--- start of Data section ---

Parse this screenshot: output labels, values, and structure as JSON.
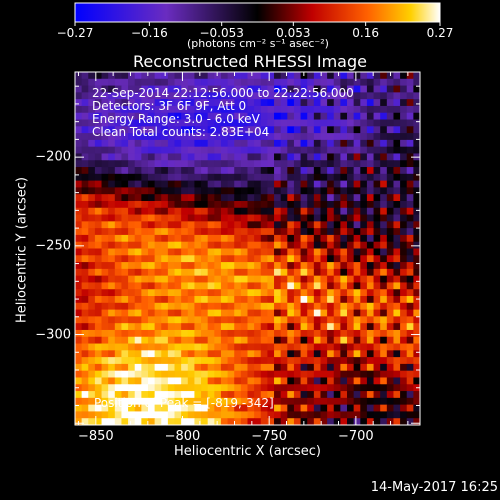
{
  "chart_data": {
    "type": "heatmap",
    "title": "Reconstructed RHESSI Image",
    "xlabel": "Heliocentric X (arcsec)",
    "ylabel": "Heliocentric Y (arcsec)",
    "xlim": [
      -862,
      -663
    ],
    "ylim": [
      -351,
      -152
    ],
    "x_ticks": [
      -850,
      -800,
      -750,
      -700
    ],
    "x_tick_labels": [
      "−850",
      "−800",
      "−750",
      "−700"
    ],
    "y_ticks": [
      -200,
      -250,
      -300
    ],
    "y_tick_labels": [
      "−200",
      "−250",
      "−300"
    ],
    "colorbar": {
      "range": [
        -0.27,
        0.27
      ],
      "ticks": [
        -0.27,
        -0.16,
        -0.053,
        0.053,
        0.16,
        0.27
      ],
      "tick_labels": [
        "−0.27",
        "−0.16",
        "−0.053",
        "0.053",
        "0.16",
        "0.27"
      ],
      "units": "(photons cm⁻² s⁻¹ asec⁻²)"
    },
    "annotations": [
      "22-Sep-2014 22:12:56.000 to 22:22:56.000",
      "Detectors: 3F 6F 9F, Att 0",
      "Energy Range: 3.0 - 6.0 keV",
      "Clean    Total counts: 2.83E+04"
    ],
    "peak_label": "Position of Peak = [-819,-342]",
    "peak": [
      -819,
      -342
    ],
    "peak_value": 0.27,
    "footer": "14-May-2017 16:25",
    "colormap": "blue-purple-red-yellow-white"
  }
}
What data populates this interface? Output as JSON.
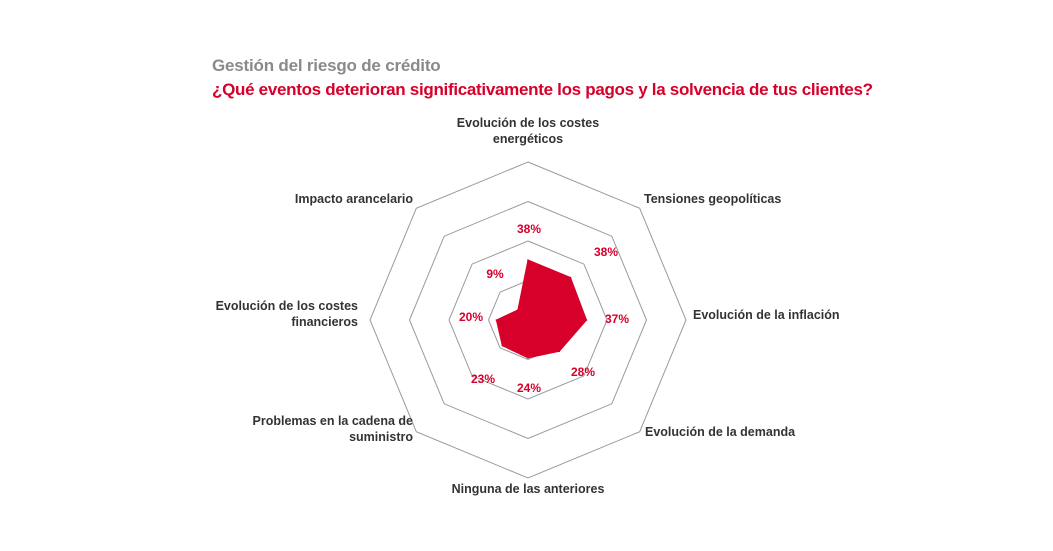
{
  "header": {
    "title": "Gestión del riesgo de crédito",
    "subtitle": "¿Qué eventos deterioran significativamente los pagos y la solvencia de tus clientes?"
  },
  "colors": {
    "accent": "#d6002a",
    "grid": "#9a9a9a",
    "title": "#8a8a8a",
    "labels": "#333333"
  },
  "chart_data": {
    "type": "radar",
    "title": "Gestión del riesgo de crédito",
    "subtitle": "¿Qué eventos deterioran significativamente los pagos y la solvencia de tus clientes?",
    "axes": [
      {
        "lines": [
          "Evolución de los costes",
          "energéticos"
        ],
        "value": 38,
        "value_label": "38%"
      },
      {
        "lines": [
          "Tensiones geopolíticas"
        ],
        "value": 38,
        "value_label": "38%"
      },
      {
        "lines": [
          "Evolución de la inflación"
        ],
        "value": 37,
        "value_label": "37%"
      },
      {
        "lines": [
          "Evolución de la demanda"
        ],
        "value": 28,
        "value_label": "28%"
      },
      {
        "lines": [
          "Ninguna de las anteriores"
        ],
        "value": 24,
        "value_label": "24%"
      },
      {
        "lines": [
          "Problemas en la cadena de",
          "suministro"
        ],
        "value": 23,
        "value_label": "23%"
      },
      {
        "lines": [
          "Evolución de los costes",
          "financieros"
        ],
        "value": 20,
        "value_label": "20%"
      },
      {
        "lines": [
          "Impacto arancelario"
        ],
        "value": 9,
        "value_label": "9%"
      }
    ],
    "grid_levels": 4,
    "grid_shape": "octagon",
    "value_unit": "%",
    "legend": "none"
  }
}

--- end of Data section ---

◆ **Problem to solve**
List every line from the entries above in which "pagos" appears.

◆ **Result**
    "subtitle": "¿Qué eventos deterioran significativamente los pagos y la solvencia de tus clientes?"
    "subtitle": "¿Qué eventos deterioran significativamente los pagos y la solvencia de tus clientes?",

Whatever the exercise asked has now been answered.